The exercise: Lines containing the word "Agitation" are to be counted; state their number and nothing further.

>> Start

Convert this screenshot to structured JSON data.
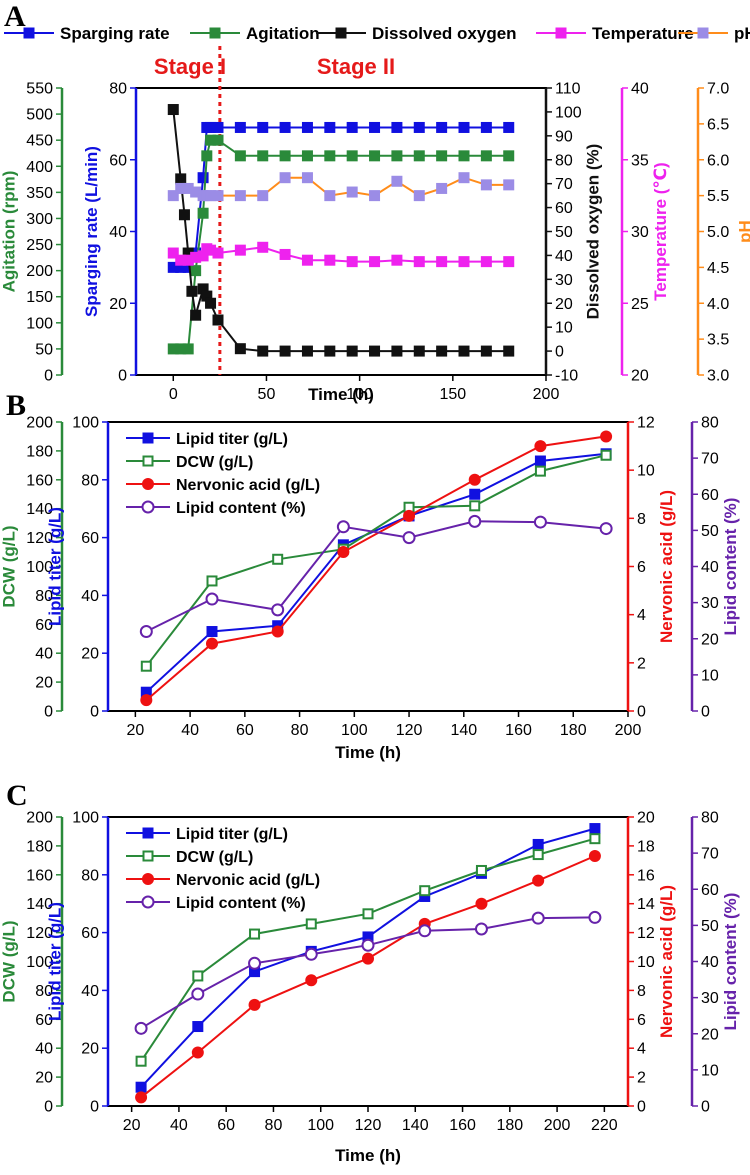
{
  "figure": {
    "panels": [
      {
        "letter": "A"
      },
      {
        "letter": "B"
      },
      {
        "letter": "C"
      }
    ]
  },
  "colors": {
    "blue": "#1010e0",
    "green": "#2a8a3a",
    "black": "#111111",
    "magenta": "#ee22ee",
    "orange": "#ff8c1a",
    "lilac": "#9b8ce6",
    "red": "#ee1111",
    "purple": "#6622aa",
    "stageRed": "#e51a1a"
  },
  "chart_data": [
    {
      "id": "A",
      "type": "line",
      "xlabel": "Time (h)",
      "xlim": [
        -20,
        200
      ],
      "xticks": [
        0,
        50,
        100,
        150,
        200
      ],
      "stages": [
        {
          "label": "Stage I"
        },
        {
          "label": "Stage II"
        }
      ],
      "stage_divider_x": 25,
      "axes": [
        {
          "key": "agit",
          "label": "Agitation (rpm)",
          "side": "left",
          "order": 0,
          "lim": [
            0,
            550
          ],
          "ticks": [
            0,
            50,
            100,
            150,
            200,
            250,
            300,
            350,
            400,
            450,
            500,
            550
          ],
          "color": "#2a8a3a"
        },
        {
          "key": "spar",
          "label": "Sparging rate (L/min)",
          "side": "left",
          "order": 1,
          "lim": [
            0,
            80
          ],
          "ticks": [
            0,
            20,
            40,
            60,
            80
          ],
          "color": "#1010e0"
        },
        {
          "key": "do",
          "label": "Dissolved oxygen (%)",
          "side": "right",
          "order": 0,
          "lim": [
            -10,
            110
          ],
          "ticks": [
            -10,
            0,
            10,
            20,
            30,
            40,
            50,
            60,
            70,
            80,
            90,
            100,
            110
          ],
          "color": "#111111"
        },
        {
          "key": "temp",
          "label": "Temperature (℃)",
          "side": "right",
          "order": 1,
          "lim": [
            20,
            40
          ],
          "ticks": [
            20,
            25,
            30,
            35,
            40
          ],
          "color": "#ee22ee"
        },
        {
          "key": "ph",
          "label": "pH",
          "side": "right",
          "order": 2,
          "lim": [
            3.0,
            7.0
          ],
          "ticks": [
            "3.0",
            "3.5",
            "4.0",
            "4.5",
            "5.0",
            "5.5",
            "6.0",
            "6.5",
            "7.0"
          ],
          "color": "#ff8c1a"
        }
      ],
      "series": [
        {
          "name": "Sparging rate",
          "axis": "spar",
          "marker": "square-filled",
          "color": "#1010e0",
          "x": [
            0,
            4,
            8,
            12,
            16,
            18,
            20,
            24,
            36,
            48,
            60,
            72,
            84,
            96,
            108,
            120,
            132,
            144,
            156,
            168,
            180
          ],
          "y": [
            30,
            30,
            30,
            34,
            55,
            69,
            69,
            69,
            69,
            69,
            69,
            69,
            69,
            69,
            69,
            69,
            69,
            69,
            69,
            69,
            69
          ]
        },
        {
          "name": "Agitation",
          "axis": "agit",
          "marker": "square-filled",
          "color": "#2a8a3a",
          "x": [
            0,
            4,
            8,
            12,
            16,
            18,
            20,
            24,
            36,
            48,
            60,
            72,
            84,
            96,
            108,
            120,
            132,
            144,
            156,
            168,
            180
          ],
          "y": [
            50,
            50,
            50,
            200,
            310,
            420,
            450,
            450,
            420,
            420,
            420,
            420,
            420,
            420,
            420,
            420,
            420,
            420,
            420,
            420,
            420
          ]
        },
        {
          "name": "Dissolved oxygen",
          "axis": "do",
          "marker": "square-filled",
          "color": "#111111",
          "x": [
            0,
            4,
            6,
            8,
            10,
            12,
            16,
            18,
            20,
            24,
            36,
            48,
            60,
            72,
            84,
            96,
            108,
            120,
            132,
            144,
            156,
            168,
            180
          ],
          "y": [
            101,
            72,
            57,
            41,
            25,
            15,
            26,
            23,
            20,
            13,
            1,
            0,
            0,
            0,
            0,
            0,
            0,
            0,
            0,
            0,
            0,
            0,
            0
          ]
        },
        {
          "name": "Temperature",
          "axis": "temp",
          "marker": "square-filled",
          "color": "#ee22ee",
          "x": [
            0,
            4,
            8,
            12,
            16,
            18,
            20,
            24,
            36,
            48,
            60,
            72,
            84,
            96,
            108,
            120,
            132,
            144,
            156,
            168,
            180
          ],
          "y": [
            28.5,
            28.0,
            28.0,
            28.2,
            28.3,
            28.8,
            28.7,
            28.5,
            28.7,
            28.9,
            28.4,
            28.0,
            28.0,
            27.9,
            27.9,
            28.0,
            27.9,
            27.9,
            27.9,
            27.9,
            27.9
          ]
        },
        {
          "name": "pH",
          "axis": "ph",
          "marker": "square-filled",
          "color": "#9b8ce6",
          "lineColor": "#ff8c1a",
          "x": [
            0,
            4,
            8,
            12,
            16,
            18,
            20,
            24,
            36,
            48,
            60,
            72,
            84,
            96,
            108,
            120,
            132,
            144,
            156,
            168,
            180
          ],
          "y": [
            5.5,
            5.6,
            5.6,
            5.55,
            5.5,
            5.5,
            5.5,
            5.5,
            5.5,
            5.5,
            5.75,
            5.75,
            5.5,
            5.55,
            5.5,
            5.7,
            5.5,
            5.6,
            5.75,
            5.65,
            5.65
          ]
        }
      ],
      "legend": [
        "Sparging rate",
        "Agitation",
        "Dissolved oxygen",
        "Temperature",
        "pH"
      ]
    },
    {
      "id": "B",
      "type": "line",
      "xlabel": "Time (h)",
      "xlim": [
        10,
        200
      ],
      "xticks": [
        20,
        40,
        60,
        80,
        100,
        120,
        140,
        160,
        180,
        200
      ],
      "axes": [
        {
          "key": "dcw",
          "label": "DCW (g/L)",
          "side": "left",
          "order": 0,
          "lim": [
            0,
            200
          ],
          "ticks": [
            0,
            20,
            40,
            60,
            80,
            100,
            120,
            140,
            160,
            180,
            200
          ],
          "color": "#2a8a3a"
        },
        {
          "key": "titer",
          "label": "Lipid titer (g/L)",
          "side": "left",
          "order": 1,
          "lim": [
            0,
            100
          ],
          "ticks": [
            0,
            20,
            40,
            60,
            80,
            100
          ],
          "color": "#1010e0"
        },
        {
          "key": "na",
          "label": "Nervonic acid (g/L)",
          "side": "right",
          "order": 0,
          "lim": [
            0,
            12
          ],
          "ticks": [
            0,
            2,
            4,
            6,
            8,
            10,
            12
          ],
          "color": "#ee1111"
        },
        {
          "key": "lc",
          "label": "Lipid content (%)",
          "side": "right",
          "order": 1,
          "lim": [
            0,
            80
          ],
          "ticks": [
            0,
            10,
            20,
            30,
            40,
            50,
            60,
            70,
            80
          ],
          "color": "#6622aa"
        }
      ],
      "series": [
        {
          "name": "Lipid titer (g/L)",
          "axis": "titer",
          "marker": "square-filled",
          "color": "#1010e0",
          "x": [
            24,
            48,
            72,
            96,
            120,
            144,
            168,
            192
          ],
          "y": [
            6.5,
            27.5,
            29.5,
            57.5,
            67.5,
            75,
            86.5,
            89
          ]
        },
        {
          "name": "DCW (g/L)",
          "axis": "dcw",
          "marker": "square-open",
          "color": "#2a8a3a",
          "x": [
            24,
            48,
            72,
            96,
            120,
            144,
            168,
            192
          ],
          "y": [
            31,
            90,
            105,
            112,
            141,
            142,
            166,
            177
          ]
        },
        {
          "name": "Nervonic acid (g/L)",
          "axis": "na",
          "marker": "circle-filled",
          "color": "#ee1111",
          "x": [
            24,
            48,
            72,
            96,
            120,
            144,
            168,
            192
          ],
          "y": [
            0.45,
            2.8,
            3.3,
            6.6,
            8.1,
            9.6,
            11.0,
            11.4
          ]
        },
        {
          "name": "Lipid content (%)",
          "axis": "lc",
          "marker": "circle-open",
          "color": "#6622aa",
          "x": [
            24,
            48,
            72,
            96,
            120,
            144,
            168,
            192
          ],
          "y": [
            22,
            31,
            28,
            51,
            48,
            52.5,
            52.3,
            50.5
          ]
        }
      ],
      "legend": [
        "Lipid titer (g/L)",
        "DCW (g/L)",
        "Nervonic acid (g/L)",
        "Lipid content (%)"
      ]
    },
    {
      "id": "C",
      "type": "line",
      "xlabel": "Time (h)",
      "xlim": [
        10,
        230
      ],
      "xticks": [
        20,
        40,
        60,
        80,
        100,
        120,
        140,
        160,
        180,
        200,
        220
      ],
      "axes": [
        {
          "key": "dcw",
          "label": "DCW (g/L)",
          "side": "left",
          "order": 0,
          "lim": [
            0,
            200
          ],
          "ticks": [
            0,
            20,
            40,
            60,
            80,
            100,
            120,
            140,
            160,
            180,
            200
          ],
          "color": "#2a8a3a"
        },
        {
          "key": "titer",
          "label": "Lipid titer (g/L)",
          "side": "left",
          "order": 1,
          "lim": [
            0,
            100
          ],
          "ticks": [
            0,
            20,
            40,
            60,
            80,
            100
          ],
          "color": "#1010e0"
        },
        {
          "key": "na",
          "label": "Nervonic acid (g/L)",
          "side": "right",
          "order": 0,
          "lim": [
            0,
            20
          ],
          "ticks": [
            0,
            2,
            4,
            6,
            8,
            10,
            12,
            14,
            16,
            18,
            20
          ],
          "color": "#ee1111"
        },
        {
          "key": "lc",
          "label": "Lipid content (%)",
          "side": "right",
          "order": 1,
          "lim": [
            0,
            80
          ],
          "ticks": [
            0,
            10,
            20,
            30,
            40,
            50,
            60,
            70,
            80
          ],
          "color": "#6622aa"
        }
      ],
      "series": [
        {
          "name": "Lipid titer (g/L)",
          "axis": "titer",
          "marker": "square-filled",
          "color": "#1010e0",
          "x": [
            24,
            48,
            72,
            96,
            120,
            144,
            168,
            192,
            216
          ],
          "y": [
            6.5,
            27.5,
            46.5,
            53.5,
            58.5,
            72.5,
            80.5,
            90.5,
            96
          ]
        },
        {
          "name": "DCW (g/L)",
          "axis": "dcw",
          "marker": "square-open",
          "color": "#2a8a3a",
          "x": [
            24,
            48,
            72,
            96,
            120,
            144,
            168,
            192,
            216
          ],
          "y": [
            31,
            90,
            119,
            126,
            133,
            149,
            163,
            174,
            185
          ]
        },
        {
          "name": "Nervonic acid (g/L)",
          "axis": "na",
          "marker": "circle-filled",
          "color": "#ee1111",
          "x": [
            24,
            48,
            72,
            96,
            120,
            144,
            168,
            192,
            216
          ],
          "y": [
            0.6,
            3.7,
            7.0,
            8.7,
            10.2,
            12.6,
            14.0,
            15.6,
            17.3
          ]
        },
        {
          "name": "Lipid content (%)",
          "axis": "lc",
          "marker": "circle-open",
          "color": "#6622aa",
          "x": [
            24,
            48,
            72,
            96,
            120,
            144,
            168,
            192,
            216
          ],
          "y": [
            21.5,
            31,
            39.5,
            42,
            44.5,
            48.5,
            49,
            52,
            52.2
          ]
        }
      ],
      "legend": [
        "Lipid titer (g/L)",
        "DCW (g/L)",
        "Nervonic acid (g/L)",
        "Lipid content (%)"
      ]
    }
  ]
}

>> End

Result below: 3